Task to carry out:
Will you give the material below again, every line exactly as it is?

======== Provided records ========

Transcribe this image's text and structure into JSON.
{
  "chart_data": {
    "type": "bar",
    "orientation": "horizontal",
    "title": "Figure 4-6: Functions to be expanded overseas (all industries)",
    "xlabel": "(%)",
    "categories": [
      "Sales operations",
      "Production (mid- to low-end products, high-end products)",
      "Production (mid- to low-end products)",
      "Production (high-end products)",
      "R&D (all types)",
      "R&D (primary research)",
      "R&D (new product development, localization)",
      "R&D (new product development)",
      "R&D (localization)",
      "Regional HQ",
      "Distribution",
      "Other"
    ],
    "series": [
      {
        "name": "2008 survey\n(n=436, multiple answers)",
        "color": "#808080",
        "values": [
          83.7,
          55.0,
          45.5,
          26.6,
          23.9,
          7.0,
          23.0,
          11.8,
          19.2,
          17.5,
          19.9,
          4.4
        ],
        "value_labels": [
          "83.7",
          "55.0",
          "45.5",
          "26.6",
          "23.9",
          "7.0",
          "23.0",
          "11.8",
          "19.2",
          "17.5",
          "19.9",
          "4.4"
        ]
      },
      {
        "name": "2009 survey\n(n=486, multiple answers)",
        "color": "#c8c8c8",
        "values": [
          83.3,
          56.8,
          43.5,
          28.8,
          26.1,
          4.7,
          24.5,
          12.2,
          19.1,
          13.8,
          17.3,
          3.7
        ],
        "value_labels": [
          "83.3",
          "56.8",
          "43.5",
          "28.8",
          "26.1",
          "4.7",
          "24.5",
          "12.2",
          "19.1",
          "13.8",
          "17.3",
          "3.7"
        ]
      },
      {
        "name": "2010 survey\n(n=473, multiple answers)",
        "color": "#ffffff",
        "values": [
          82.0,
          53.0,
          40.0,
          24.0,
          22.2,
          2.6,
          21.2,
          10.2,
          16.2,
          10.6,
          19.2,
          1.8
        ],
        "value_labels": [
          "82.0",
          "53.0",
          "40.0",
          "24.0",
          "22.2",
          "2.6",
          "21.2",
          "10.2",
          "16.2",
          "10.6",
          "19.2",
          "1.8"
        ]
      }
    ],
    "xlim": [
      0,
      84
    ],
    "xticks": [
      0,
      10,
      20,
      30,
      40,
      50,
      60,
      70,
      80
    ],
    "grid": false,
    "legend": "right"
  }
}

========

Response to the exercise:
Transcribe this image's text and structure into JSON.
{
  "chart_data": {
    "type": "bar",
    "orientation": "horizontal",
    "title": "Figure 4-6: Functions to be expanded overseas (all industries)",
    "xlabel": "(%)",
    "categories": [
      "Sales operations",
      "Production (mid- to low-end products, high-end products)",
      "Production (mid- to low-end products)",
      "Production (high-end products)",
      "R&D (all types)",
      "R&D (primary research)",
      "R&D (new product development, localization)",
      "R&D (new product development)",
      "R&D (localization)",
      "Regional HQ",
      "Distribution",
      "Other"
    ],
    "series": [
      {
        "name": "2008 survey\n(n=436, multiple answers)",
        "color": "#808080",
        "values": [
          83.7,
          55.0,
          45.5,
          26.6,
          23.9,
          7.0,
          23.0,
          11.8,
          19.2,
          17.5,
          19.9,
          4.4
        ],
        "value_labels": [
          "83.7",
          "55.0",
          "45.5",
          "26.6",
          "23.9",
          "7.0",
          "23.0",
          "11.8",
          "19.2",
          "17.5",
          "19.9",
          "4.4"
        ]
      },
      {
        "name": "2009 survey\n(n=486, multiple answers)",
        "color": "#c8c8c8",
        "values": [
          83.3,
          56.8,
          43.5,
          28.8,
          26.1,
          4.7,
          24.5,
          12.2,
          19.1,
          13.8,
          17.3,
          3.7
        ],
        "value_labels": [
          "83.3",
          "56.8",
          "43.5",
          "28.8",
          "26.1",
          "4.7",
          "24.5",
          "12.2",
          "19.1",
          "13.8",
          "17.3",
          "3.7"
        ]
      },
      {
        "name": "2010 survey\n(n=473, multiple answers)",
        "color": "#ffffff",
        "values": [
          82.0,
          53.0,
          40.0,
          24.0,
          22.2,
          2.6,
          21.2,
          10.2,
          16.2,
          10.6,
          19.2,
          1.8
        ],
        "value_labels": [
          "82.0",
          "53.0",
          "40.0",
          "24.0",
          "22.2",
          "2.6",
          "21.2",
          "10.2",
          "16.2",
          "10.6",
          "19.2",
          "1.8"
        ]
      }
    ],
    "xlim": [
      0,
      84
    ],
    "xticks": [
      0,
      10,
      20,
      30,
      40,
      50,
      60,
      70,
      80
    ],
    "grid": false,
    "legend": "right"
  }
}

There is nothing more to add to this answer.